-- EXERCISE INPUT start --
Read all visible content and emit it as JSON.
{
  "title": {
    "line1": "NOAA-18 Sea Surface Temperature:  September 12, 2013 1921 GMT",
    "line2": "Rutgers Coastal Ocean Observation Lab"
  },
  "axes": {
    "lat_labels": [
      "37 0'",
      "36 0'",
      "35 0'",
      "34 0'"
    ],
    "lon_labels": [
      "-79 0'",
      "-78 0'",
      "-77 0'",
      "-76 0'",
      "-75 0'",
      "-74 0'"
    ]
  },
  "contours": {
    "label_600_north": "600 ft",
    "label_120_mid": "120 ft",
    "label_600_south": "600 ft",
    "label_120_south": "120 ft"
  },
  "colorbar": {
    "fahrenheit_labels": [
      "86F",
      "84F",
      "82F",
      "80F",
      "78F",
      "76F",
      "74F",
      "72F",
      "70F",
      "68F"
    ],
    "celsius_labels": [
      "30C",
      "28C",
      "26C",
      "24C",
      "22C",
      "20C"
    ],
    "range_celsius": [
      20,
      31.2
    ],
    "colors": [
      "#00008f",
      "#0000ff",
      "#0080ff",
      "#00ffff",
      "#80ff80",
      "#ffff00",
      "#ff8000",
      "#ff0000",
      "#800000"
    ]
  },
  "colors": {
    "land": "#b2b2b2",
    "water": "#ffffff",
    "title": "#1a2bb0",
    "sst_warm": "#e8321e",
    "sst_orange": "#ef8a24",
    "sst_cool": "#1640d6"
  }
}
-- EXERCISE INPUT end --
▸ DIRECTIVE
Copy every line verbatim.

▸ ANSWER FOR THIS EXERCISE
Read all visible content and emit it as JSON.
{
  "title": {
    "line1": "NOAA-18 Sea Surface Temperature:  September 12, 2013 1921 GMT",
    "line2": "Rutgers Coastal Ocean Observation Lab"
  },
  "axes": {
    "lat_labels": [
      "37 0'",
      "36 0'",
      "35 0'",
      "34 0'"
    ],
    "lon_labels": [
      "-79 0'",
      "-78 0'",
      "-77 0'",
      "-76 0'",
      "-75 0'",
      "-74 0'"
    ]
  },
  "contours": {
    "label_600_north": "600 ft",
    "label_120_mid": "120 ft",
    "label_600_south": "600 ft",
    "label_120_south": "120 ft"
  },
  "colorbar": {
    "fahrenheit_labels": [
      "86F",
      "84F",
      "82F",
      "80F",
      "78F",
      "76F",
      "74F",
      "72F",
      "70F",
      "68F"
    ],
    "celsius_labels": [
      "30C",
      "28C",
      "26C",
      "24C",
      "22C",
      "20C"
    ],
    "range_celsius": [
      20,
      31.2
    ],
    "colors": [
      "#00008f",
      "#0000ff",
      "#0080ff",
      "#00ffff",
      "#80ff80",
      "#ffff00",
      "#ff8000",
      "#ff0000",
      "#800000"
    ]
  },
  "colors": {
    "land": "#b2b2b2",
    "water": "#ffffff",
    "title": "#1a2bb0",
    "sst_warm": "#e8321e",
    "sst_orange": "#ef8a24",
    "sst_cool": "#1640d6"
  }
}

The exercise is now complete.